> [Description of the task] Every record must be transcribed in its entirety, apart from the images, which are to be omitted.

━━━━━ The input

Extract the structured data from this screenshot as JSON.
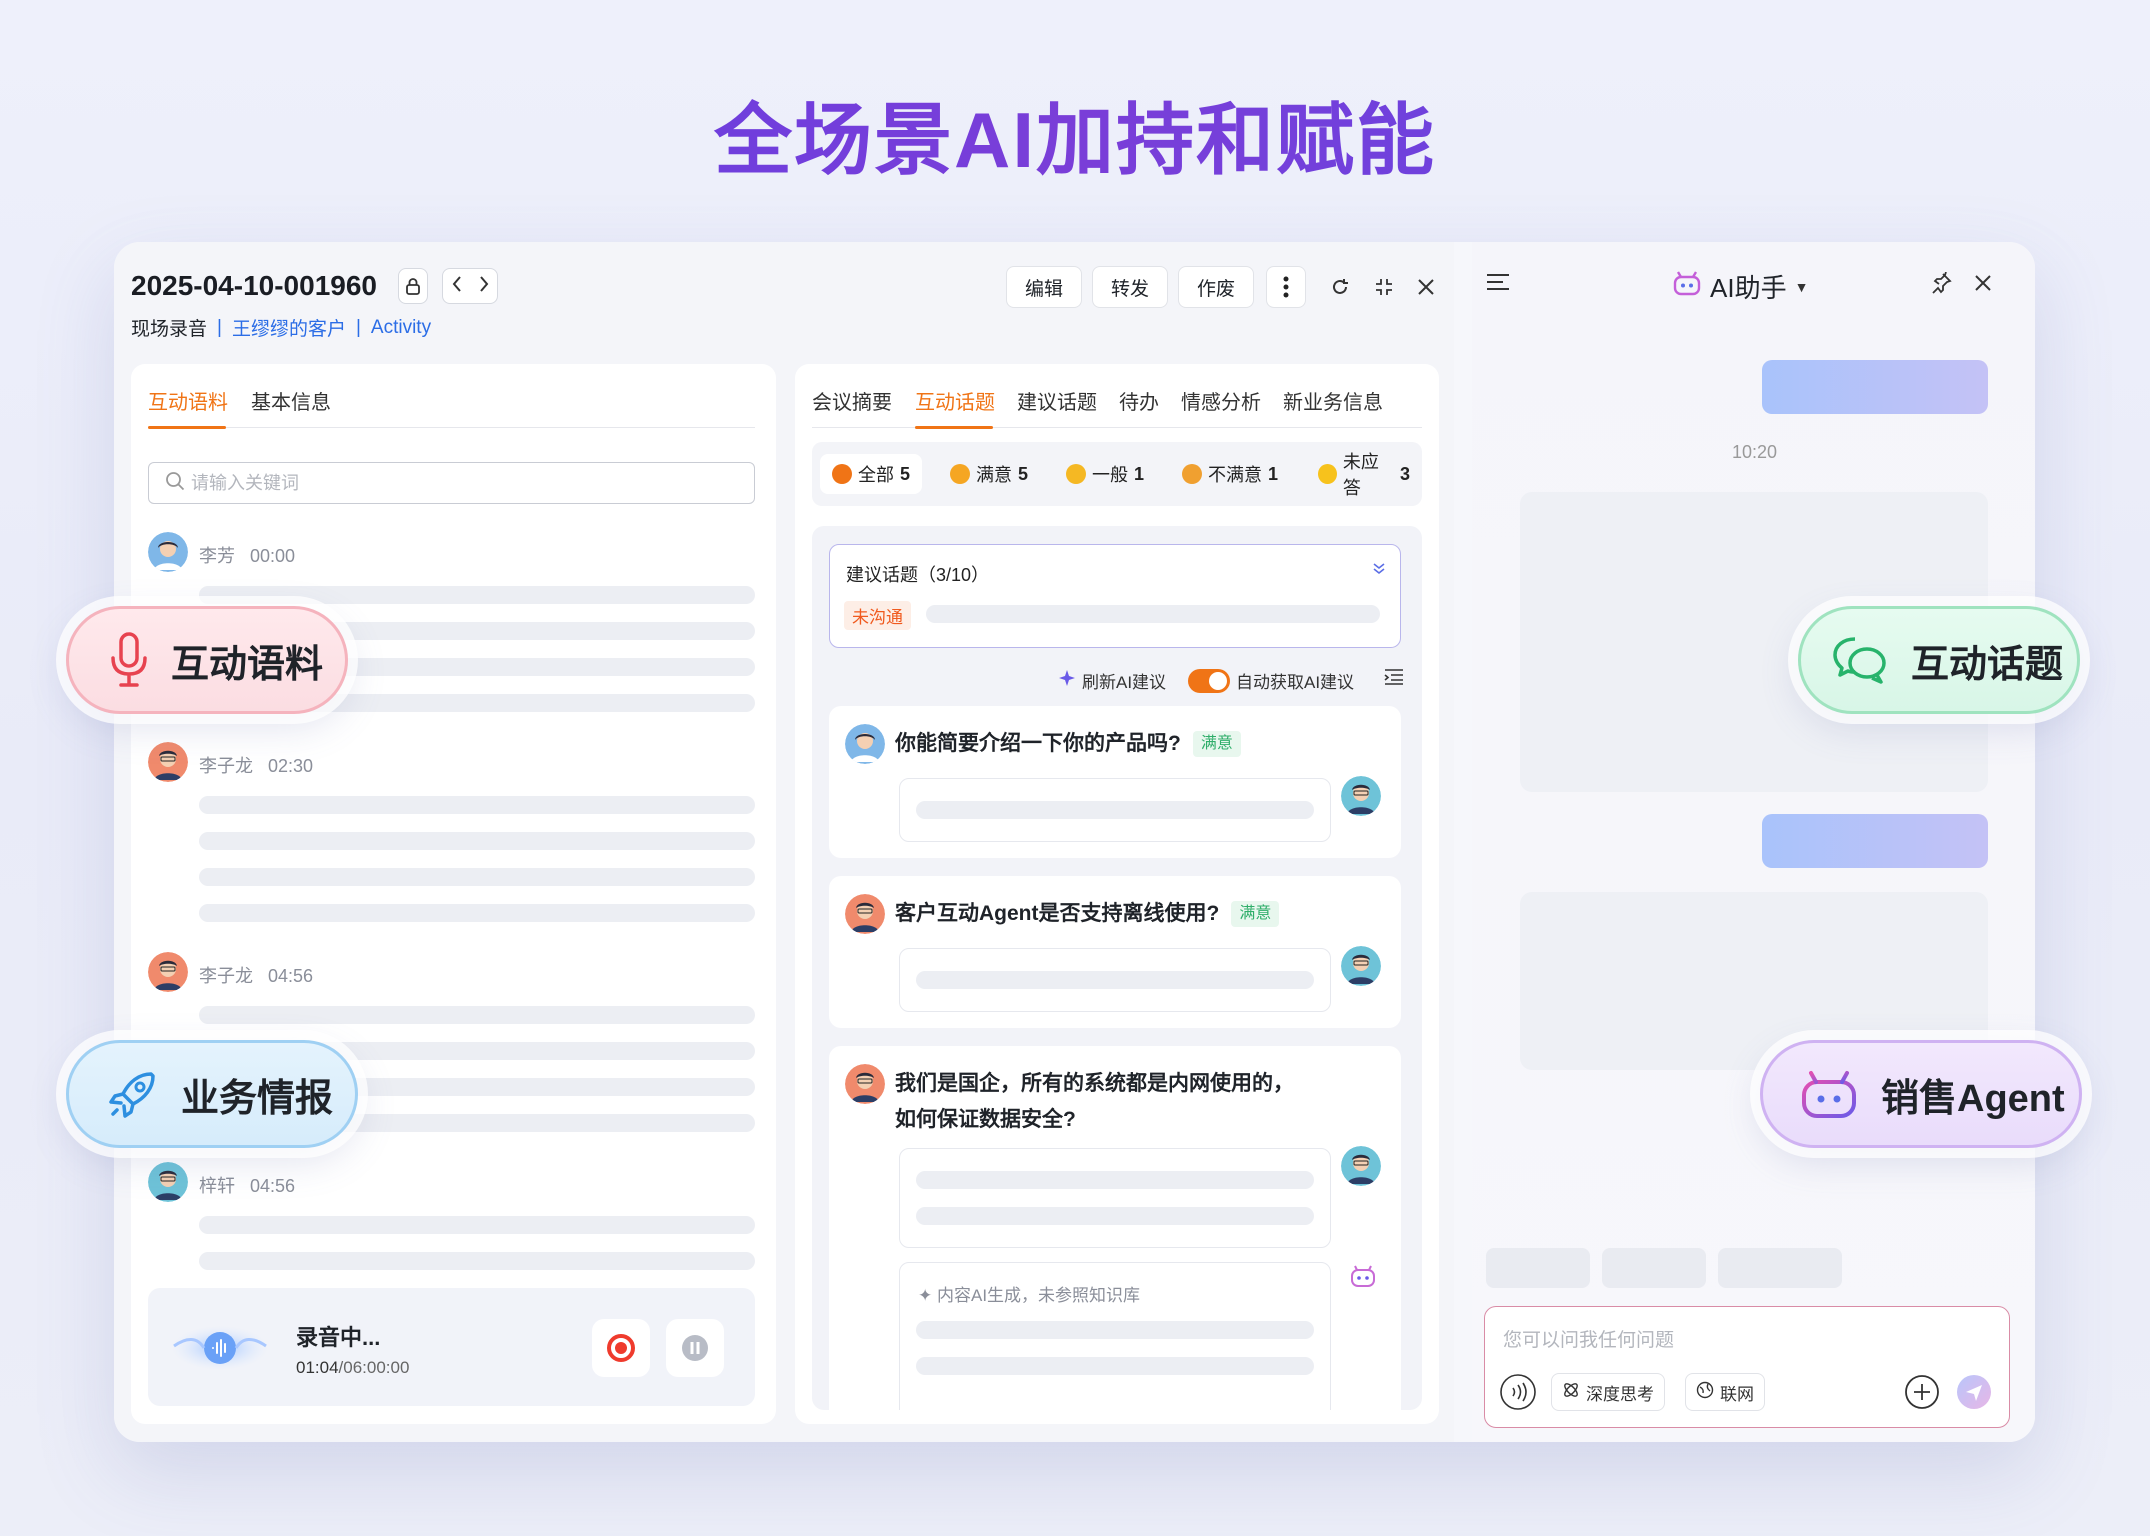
{
  "hero": {
    "title": "全场景AI加持和赋能"
  },
  "header": {
    "doc_id": "2025-04-10-001960",
    "breadcrumb": [
      "现场录音",
      "王缪缪的客户",
      "Activity"
    ],
    "buttons": {
      "edit": "编辑",
      "forward": "转发",
      "void": "作废"
    }
  },
  "left": {
    "tabs": [
      "互动语料",
      "基本信息"
    ],
    "search_placeholder": "请输入关键词",
    "entries": [
      {
        "speaker": "李芳",
        "time": "00:00"
      },
      {
        "speaker": "李子龙",
        "time": "02:30"
      },
      {
        "speaker": "李子龙",
        "time": "04:56"
      },
      {
        "speaker": "梓轩",
        "time": "04:56"
      }
    ],
    "recording": {
      "title": "录音中...",
      "elapsed": "01:04",
      "total": "/06:00:00"
    }
  },
  "middle": {
    "tabs": [
      "会议摘要",
      "互动话题",
      "建议话题",
      "待办",
      "情感分析",
      "新业务信息"
    ],
    "filters": [
      {
        "label": "全部",
        "count": "5",
        "color": "#f07416"
      },
      {
        "label": "满意",
        "count": "5",
        "color": "#f5a623"
      },
      {
        "label": "一般",
        "count": "1",
        "color": "#f5b823"
      },
      {
        "label": "不满意",
        "count": "1",
        "color": "#f0a030"
      },
      {
        "label": "未应答",
        "count": "3",
        "color": "#f7c21c"
      }
    ],
    "suggest": {
      "title": "建议话题（3/10）",
      "status": "未沟通"
    },
    "refresh_label": "刷新AI建议",
    "auto_label": "自动获取AI建议",
    "questions": [
      {
        "text": "你能简要介绍一下你的产品吗?",
        "tag": "满意"
      },
      {
        "text": "客户互动Agent是否支持离线使用?",
        "tag": "满意"
      },
      {
        "text_line1": "我们是国企，所有的系统都是内网使用的，",
        "text_line2": "如何保证数据安全?"
      }
    ],
    "ai_note": "内容AI生成，未参照知识库"
  },
  "ai_panel": {
    "title": "AI助手",
    "time": "10:20",
    "input_placeholder": "您可以问我任何问题",
    "deep_think": "深度思考",
    "web": "联网"
  },
  "badges": {
    "corpus": "互动语料",
    "topics": "互动话题",
    "business": "业务情报",
    "agent": "销售Agent"
  },
  "colors": {
    "accent": "#f07416",
    "brand": "#6a3de0",
    "link": "#2b6de6"
  }
}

━━━━━━━━━━

> [Task solution]
Extract the structured data from this screenshot as JSON.
{
  "hero": {
    "title": "全场景AI加持和赋能"
  },
  "header": {
    "doc_id": "2025-04-10-001960",
    "breadcrumb": [
      "现场录音",
      "王缪缪的客户",
      "Activity"
    ],
    "buttons": {
      "edit": "编辑",
      "forward": "转发",
      "void": "作废"
    }
  },
  "left": {
    "tabs": [
      "互动语料",
      "基本信息"
    ],
    "search_placeholder": "请输入关键词",
    "entries": [
      {
        "speaker": "李芳",
        "time": "00:00"
      },
      {
        "speaker": "李子龙",
        "time": "02:30"
      },
      {
        "speaker": "李子龙",
        "time": "04:56"
      },
      {
        "speaker": "梓轩",
        "time": "04:56"
      }
    ],
    "recording": {
      "title": "录音中...",
      "elapsed": "01:04",
      "total": "/06:00:00"
    }
  },
  "middle": {
    "tabs": [
      "会议摘要",
      "互动话题",
      "建议话题",
      "待办",
      "情感分析",
      "新业务信息"
    ],
    "filters": [
      {
        "label": "全部",
        "count": "5",
        "color": "#f07416"
      },
      {
        "label": "满意",
        "count": "5",
        "color": "#f5a623"
      },
      {
        "label": "一般",
        "count": "1",
        "color": "#f5b823"
      },
      {
        "label": "不满意",
        "count": "1",
        "color": "#f0a030"
      },
      {
        "label": "未应答",
        "count": "3",
        "color": "#f7c21c"
      }
    ],
    "suggest": {
      "title": "建议话题（3/10）",
      "status": "未沟通"
    },
    "refresh_label": "刷新AI建议",
    "auto_label": "自动获取AI建议",
    "questions": [
      {
        "text": "你能简要介绍一下你的产品吗?",
        "tag": "满意"
      },
      {
        "text": "客户互动Agent是否支持离线使用?",
        "tag": "满意"
      },
      {
        "text_line1": "我们是国企，所有的系统都是内网使用的，",
        "text_line2": "如何保证数据安全?"
      }
    ],
    "ai_note": "内容AI生成，未参照知识库"
  },
  "ai_panel": {
    "title": "AI助手",
    "time": "10:20",
    "input_placeholder": "您可以问我任何问题",
    "deep_think": "深度思考",
    "web": "联网"
  },
  "badges": {
    "corpus": "互动语料",
    "topics": "互动话题",
    "business": "业务情报",
    "agent": "销售Agent"
  },
  "colors": {
    "accent": "#f07416",
    "brand": "#6a3de0",
    "link": "#2b6de6"
  }
}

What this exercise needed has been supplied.